* PROBLEM DETAILS
Find the string "that" in the data, then copy every line where it is found.

* INPUT ROWS
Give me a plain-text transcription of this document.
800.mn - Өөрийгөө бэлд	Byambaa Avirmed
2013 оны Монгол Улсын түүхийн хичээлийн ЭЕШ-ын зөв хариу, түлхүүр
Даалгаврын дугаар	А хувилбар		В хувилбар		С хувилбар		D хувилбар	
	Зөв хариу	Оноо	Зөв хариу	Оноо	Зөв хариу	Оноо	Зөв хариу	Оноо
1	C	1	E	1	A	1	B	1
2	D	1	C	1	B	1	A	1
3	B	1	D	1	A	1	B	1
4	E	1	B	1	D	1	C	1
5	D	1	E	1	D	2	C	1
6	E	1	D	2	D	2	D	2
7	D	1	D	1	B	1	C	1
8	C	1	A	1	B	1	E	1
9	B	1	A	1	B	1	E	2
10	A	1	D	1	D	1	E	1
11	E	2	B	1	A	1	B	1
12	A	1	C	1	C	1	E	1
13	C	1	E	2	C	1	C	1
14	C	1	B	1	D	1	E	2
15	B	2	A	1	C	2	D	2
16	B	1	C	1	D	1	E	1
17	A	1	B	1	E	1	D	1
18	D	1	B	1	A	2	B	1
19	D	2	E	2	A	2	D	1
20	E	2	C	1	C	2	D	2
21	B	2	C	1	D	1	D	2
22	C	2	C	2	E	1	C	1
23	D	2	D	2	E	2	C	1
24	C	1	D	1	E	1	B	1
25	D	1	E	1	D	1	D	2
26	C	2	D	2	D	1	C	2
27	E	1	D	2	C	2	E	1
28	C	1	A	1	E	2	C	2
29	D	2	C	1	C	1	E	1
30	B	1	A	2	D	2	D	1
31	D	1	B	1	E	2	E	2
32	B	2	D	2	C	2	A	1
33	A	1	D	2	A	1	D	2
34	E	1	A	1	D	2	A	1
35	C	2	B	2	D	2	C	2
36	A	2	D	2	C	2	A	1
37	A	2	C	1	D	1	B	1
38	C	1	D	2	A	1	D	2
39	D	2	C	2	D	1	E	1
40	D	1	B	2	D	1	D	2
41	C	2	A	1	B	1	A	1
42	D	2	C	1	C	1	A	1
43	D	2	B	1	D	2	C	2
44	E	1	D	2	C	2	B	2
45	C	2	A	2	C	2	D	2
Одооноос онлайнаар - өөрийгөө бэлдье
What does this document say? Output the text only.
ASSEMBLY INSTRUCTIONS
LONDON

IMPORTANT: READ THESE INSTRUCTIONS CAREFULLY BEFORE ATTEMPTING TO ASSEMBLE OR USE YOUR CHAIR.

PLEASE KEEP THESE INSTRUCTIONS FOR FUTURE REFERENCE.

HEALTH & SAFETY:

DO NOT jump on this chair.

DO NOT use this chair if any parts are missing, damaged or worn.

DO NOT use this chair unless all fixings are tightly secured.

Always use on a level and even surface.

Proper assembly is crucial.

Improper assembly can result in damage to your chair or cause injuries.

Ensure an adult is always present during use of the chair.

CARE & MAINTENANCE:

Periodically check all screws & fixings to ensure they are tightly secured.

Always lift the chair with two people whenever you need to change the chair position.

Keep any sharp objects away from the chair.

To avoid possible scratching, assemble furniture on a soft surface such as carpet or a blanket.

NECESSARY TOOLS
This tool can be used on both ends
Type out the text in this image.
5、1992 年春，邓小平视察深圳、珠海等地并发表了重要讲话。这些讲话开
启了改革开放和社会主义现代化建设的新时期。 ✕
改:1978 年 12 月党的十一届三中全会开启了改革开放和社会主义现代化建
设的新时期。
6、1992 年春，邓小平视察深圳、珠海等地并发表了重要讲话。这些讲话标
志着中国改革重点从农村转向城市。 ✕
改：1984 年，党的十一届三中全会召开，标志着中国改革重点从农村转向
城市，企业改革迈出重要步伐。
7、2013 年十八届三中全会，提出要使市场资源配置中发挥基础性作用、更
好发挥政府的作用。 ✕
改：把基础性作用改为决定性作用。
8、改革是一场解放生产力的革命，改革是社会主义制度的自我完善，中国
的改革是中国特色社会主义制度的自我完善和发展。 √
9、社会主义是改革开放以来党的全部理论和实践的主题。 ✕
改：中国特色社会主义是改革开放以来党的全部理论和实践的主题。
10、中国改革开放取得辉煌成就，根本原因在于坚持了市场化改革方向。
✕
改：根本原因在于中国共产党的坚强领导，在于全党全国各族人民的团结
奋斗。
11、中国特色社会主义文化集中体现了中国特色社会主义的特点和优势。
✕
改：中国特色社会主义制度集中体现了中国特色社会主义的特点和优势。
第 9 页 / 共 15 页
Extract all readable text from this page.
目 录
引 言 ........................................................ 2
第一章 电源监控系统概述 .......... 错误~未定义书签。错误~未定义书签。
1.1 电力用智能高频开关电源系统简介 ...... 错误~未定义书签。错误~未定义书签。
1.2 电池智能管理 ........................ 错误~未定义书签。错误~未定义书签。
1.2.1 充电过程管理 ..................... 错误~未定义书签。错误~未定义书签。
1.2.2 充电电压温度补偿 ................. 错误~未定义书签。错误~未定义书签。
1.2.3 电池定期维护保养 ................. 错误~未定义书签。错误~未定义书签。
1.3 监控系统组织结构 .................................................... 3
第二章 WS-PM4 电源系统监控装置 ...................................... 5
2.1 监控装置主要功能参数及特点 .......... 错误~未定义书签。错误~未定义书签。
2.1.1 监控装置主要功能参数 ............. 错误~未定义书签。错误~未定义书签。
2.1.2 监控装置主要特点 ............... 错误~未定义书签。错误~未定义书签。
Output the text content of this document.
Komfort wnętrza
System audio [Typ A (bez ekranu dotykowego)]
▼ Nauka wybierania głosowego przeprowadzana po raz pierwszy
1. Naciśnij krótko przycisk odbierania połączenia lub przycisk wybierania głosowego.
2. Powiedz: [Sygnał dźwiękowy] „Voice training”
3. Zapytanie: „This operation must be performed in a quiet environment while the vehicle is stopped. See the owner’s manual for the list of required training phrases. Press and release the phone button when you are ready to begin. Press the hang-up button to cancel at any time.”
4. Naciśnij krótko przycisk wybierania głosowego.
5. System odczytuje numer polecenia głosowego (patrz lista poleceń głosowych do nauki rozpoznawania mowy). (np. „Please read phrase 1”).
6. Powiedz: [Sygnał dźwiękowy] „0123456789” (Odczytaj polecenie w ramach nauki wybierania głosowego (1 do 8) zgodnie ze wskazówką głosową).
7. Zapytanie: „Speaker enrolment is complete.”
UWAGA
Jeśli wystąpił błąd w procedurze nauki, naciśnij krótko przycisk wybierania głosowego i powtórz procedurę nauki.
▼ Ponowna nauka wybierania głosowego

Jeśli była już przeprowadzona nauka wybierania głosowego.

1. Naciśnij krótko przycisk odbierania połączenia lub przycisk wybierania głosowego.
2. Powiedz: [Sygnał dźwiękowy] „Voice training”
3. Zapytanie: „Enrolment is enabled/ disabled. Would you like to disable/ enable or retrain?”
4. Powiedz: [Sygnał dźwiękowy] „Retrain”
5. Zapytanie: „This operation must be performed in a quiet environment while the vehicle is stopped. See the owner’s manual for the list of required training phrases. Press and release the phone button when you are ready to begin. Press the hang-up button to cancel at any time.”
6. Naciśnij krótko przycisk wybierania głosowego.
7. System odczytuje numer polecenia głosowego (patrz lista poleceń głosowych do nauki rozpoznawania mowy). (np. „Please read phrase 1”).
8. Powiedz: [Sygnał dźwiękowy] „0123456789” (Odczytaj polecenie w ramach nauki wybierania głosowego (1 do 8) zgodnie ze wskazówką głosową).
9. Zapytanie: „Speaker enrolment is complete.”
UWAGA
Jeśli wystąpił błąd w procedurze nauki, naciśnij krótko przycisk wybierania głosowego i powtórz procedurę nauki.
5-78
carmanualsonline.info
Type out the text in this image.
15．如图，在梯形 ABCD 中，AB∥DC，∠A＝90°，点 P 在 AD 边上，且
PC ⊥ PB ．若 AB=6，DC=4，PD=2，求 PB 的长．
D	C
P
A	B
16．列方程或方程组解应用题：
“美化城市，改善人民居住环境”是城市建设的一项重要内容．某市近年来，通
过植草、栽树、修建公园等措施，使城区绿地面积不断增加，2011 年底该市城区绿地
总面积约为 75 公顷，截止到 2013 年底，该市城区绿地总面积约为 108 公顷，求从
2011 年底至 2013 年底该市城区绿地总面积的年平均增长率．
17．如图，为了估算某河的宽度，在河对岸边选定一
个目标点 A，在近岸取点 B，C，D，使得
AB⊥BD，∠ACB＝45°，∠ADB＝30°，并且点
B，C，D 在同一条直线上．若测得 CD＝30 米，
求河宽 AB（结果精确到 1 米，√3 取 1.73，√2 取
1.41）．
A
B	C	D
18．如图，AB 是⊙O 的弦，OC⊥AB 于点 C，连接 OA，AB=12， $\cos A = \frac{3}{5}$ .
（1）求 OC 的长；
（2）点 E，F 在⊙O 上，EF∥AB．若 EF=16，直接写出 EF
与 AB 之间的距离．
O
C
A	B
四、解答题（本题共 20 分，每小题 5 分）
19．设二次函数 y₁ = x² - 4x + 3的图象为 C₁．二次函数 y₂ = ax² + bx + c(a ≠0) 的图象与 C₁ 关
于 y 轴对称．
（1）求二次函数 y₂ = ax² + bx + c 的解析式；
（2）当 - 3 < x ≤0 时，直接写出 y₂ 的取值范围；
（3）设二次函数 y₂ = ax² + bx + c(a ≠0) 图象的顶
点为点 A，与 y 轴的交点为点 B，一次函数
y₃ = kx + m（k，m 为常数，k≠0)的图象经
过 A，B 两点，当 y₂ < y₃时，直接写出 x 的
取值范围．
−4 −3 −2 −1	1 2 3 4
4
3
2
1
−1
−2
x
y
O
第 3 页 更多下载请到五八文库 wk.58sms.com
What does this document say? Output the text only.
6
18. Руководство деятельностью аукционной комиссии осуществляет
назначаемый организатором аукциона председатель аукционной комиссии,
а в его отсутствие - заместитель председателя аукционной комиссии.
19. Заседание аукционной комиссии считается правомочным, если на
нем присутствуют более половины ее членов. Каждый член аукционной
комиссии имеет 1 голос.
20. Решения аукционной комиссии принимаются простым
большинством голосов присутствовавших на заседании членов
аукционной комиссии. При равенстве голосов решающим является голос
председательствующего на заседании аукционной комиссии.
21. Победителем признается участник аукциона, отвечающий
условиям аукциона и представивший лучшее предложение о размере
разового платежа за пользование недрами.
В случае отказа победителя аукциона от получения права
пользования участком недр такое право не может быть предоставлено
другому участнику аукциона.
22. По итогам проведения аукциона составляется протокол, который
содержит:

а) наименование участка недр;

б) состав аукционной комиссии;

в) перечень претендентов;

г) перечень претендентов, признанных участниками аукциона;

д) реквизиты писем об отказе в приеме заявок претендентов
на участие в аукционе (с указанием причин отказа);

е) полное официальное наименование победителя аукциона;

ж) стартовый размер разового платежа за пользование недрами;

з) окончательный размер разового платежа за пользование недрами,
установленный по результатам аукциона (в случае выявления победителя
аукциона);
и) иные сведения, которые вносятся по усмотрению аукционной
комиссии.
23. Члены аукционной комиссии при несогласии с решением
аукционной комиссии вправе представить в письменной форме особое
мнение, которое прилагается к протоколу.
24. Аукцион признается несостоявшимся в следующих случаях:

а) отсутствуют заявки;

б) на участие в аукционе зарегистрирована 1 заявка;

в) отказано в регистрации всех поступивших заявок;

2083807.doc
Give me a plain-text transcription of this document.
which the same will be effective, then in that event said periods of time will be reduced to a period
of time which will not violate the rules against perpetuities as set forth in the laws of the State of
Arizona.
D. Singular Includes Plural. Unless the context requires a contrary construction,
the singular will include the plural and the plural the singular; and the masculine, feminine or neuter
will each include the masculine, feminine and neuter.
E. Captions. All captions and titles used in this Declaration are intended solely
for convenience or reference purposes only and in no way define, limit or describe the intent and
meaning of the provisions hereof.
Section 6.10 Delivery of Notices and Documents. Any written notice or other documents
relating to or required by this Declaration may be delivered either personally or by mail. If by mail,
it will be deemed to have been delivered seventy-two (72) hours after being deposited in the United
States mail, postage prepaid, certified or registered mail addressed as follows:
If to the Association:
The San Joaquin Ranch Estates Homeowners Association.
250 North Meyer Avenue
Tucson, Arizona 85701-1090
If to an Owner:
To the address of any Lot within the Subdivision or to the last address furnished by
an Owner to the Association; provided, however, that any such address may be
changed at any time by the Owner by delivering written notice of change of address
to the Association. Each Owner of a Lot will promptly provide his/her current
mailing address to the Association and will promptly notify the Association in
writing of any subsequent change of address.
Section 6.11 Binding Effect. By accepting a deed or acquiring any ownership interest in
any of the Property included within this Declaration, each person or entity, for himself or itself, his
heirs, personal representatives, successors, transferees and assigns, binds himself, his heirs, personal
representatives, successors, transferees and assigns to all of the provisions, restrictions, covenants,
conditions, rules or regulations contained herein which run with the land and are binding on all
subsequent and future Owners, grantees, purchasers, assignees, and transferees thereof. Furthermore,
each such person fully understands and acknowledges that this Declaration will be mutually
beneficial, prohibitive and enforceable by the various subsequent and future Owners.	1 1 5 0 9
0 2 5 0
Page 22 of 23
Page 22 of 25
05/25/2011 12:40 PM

* REPLY TO THE TASK
which the same will be effective, then in that event said periods of time will be reduced to a period
an Owner to the Association; provided, however, that any such address may be
each such person fully understands and acknowledges that this Declaration will be mutually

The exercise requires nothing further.